-------- SUPPLIED ENTRIES --------
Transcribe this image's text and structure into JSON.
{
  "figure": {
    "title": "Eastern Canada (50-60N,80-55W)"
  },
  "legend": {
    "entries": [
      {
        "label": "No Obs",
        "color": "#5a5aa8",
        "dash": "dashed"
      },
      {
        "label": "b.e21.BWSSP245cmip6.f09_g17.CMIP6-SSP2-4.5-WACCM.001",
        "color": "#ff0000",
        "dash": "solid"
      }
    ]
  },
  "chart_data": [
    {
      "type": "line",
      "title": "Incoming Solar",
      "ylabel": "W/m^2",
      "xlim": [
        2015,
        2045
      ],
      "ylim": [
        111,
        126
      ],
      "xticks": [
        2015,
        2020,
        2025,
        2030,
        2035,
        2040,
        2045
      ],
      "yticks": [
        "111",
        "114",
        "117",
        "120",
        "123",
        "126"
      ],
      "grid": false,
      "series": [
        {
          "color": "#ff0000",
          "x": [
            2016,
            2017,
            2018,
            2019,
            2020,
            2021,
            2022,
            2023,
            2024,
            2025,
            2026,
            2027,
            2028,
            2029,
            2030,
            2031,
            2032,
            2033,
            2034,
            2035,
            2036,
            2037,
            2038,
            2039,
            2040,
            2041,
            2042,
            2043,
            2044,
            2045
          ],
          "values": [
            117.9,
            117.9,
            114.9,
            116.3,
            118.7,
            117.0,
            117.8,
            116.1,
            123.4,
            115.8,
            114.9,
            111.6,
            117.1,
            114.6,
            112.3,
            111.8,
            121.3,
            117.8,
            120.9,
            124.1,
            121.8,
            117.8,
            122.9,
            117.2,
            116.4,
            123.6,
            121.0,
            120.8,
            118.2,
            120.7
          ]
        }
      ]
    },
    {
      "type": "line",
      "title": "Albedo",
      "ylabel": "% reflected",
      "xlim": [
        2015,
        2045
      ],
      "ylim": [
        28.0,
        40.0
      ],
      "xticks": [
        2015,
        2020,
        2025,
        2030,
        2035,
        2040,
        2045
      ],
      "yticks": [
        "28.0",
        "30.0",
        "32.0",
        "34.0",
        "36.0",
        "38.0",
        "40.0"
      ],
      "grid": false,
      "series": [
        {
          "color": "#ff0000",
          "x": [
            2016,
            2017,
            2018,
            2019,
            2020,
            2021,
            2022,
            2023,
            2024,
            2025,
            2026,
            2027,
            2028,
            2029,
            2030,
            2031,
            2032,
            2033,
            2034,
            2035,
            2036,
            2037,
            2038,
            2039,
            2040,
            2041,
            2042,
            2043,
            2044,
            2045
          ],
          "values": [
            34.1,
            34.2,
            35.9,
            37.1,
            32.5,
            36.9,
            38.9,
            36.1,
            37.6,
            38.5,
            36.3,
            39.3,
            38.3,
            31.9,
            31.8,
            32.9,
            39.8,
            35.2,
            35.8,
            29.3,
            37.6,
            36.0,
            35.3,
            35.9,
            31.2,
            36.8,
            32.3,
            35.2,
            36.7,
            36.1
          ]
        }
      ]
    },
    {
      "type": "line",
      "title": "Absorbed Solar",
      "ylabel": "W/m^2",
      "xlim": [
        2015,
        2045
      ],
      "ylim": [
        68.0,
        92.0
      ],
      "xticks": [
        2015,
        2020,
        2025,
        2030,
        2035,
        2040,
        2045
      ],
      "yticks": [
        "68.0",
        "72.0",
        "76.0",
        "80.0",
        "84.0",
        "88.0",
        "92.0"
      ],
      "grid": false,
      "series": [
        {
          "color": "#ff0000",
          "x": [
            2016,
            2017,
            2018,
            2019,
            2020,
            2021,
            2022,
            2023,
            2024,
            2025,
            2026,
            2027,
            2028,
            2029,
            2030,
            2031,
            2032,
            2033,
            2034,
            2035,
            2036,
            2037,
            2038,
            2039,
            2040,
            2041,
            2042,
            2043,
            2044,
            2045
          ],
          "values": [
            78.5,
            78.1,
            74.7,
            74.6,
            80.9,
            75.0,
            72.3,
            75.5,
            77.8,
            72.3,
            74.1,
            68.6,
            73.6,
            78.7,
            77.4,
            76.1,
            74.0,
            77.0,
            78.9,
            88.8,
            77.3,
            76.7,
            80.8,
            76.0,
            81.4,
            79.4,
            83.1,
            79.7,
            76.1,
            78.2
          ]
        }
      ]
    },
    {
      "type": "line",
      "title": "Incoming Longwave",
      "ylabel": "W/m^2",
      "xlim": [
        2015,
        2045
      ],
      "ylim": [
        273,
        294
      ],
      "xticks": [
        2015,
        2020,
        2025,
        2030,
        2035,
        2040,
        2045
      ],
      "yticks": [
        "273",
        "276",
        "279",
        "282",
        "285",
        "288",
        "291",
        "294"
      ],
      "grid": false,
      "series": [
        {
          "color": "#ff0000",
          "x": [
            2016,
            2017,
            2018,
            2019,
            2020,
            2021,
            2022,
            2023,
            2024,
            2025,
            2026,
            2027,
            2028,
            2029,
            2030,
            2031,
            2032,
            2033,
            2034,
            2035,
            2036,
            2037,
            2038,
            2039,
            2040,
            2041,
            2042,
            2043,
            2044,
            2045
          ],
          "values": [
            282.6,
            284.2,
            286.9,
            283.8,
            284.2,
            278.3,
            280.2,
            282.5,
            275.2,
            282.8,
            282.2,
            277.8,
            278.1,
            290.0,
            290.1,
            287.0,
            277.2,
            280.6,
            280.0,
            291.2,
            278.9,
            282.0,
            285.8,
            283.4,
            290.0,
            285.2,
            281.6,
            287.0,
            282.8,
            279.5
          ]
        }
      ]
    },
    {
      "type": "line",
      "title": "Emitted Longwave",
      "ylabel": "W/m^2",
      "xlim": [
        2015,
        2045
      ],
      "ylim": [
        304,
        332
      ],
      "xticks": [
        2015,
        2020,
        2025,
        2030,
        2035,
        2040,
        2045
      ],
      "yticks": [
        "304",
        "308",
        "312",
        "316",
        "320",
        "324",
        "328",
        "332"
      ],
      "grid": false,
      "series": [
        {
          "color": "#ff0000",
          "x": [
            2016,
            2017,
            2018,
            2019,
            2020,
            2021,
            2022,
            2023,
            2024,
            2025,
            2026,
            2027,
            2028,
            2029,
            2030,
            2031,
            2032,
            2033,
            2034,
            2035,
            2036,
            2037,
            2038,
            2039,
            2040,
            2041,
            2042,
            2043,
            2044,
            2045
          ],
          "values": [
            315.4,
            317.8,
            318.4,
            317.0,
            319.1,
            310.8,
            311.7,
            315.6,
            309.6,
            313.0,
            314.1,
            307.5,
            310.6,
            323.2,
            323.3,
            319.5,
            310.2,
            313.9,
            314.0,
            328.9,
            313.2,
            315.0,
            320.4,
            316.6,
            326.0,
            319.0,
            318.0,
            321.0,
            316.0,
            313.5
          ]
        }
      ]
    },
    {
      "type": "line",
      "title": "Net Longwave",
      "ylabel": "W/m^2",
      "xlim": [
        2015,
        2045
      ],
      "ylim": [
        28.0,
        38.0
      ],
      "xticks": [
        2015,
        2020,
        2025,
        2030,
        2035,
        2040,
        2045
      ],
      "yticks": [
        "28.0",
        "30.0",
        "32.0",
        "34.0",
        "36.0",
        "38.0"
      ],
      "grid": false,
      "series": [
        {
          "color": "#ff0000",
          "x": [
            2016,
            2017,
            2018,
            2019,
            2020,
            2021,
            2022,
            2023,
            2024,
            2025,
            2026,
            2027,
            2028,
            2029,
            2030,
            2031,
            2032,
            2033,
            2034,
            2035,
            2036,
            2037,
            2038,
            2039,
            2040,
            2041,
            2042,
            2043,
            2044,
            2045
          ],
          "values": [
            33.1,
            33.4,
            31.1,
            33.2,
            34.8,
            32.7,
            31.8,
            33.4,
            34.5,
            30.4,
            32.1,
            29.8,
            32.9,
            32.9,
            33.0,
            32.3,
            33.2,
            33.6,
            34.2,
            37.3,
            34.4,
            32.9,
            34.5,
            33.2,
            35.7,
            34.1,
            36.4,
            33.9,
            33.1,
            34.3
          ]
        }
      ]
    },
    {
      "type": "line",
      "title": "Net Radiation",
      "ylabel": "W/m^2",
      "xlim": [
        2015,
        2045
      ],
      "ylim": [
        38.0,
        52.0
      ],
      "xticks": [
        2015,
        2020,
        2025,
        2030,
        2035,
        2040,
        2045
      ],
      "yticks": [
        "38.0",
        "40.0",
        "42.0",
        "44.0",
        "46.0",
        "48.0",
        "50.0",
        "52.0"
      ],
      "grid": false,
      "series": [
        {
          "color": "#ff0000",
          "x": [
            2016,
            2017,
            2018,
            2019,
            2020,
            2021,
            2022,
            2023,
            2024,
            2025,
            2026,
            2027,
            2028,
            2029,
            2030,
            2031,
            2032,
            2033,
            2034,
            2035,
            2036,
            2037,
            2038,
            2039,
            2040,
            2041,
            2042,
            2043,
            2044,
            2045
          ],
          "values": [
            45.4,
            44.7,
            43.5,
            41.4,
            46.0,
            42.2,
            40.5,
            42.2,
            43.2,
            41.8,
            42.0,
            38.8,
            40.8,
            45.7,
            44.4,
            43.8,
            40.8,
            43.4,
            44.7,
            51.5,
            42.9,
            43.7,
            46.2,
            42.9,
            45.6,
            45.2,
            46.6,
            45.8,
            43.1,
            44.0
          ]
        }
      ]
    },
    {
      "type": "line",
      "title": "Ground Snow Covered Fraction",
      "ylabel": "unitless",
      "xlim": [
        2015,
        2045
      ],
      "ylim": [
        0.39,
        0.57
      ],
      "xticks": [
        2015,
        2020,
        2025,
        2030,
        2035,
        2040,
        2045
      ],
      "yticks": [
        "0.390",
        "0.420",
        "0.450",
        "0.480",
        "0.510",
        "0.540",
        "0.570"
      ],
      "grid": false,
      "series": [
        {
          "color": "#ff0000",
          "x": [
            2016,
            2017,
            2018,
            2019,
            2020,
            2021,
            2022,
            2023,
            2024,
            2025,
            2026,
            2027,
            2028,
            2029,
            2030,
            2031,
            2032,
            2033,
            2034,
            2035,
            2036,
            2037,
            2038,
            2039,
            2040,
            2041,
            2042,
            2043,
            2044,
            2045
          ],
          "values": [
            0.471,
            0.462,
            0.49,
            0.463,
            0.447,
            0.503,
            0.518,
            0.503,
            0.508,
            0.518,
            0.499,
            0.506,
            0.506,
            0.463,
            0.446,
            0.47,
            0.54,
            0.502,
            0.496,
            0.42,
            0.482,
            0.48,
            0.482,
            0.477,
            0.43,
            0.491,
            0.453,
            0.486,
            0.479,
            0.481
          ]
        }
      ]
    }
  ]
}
--------
- EXERCISE DETAILS:
Each line in the entries above that includes the string "Longwave" should be extracted.

- ANSWER:
      "title": "Incoming Longwave",
      "title": "Emitted Longwave",
      "title": "Net Longwave",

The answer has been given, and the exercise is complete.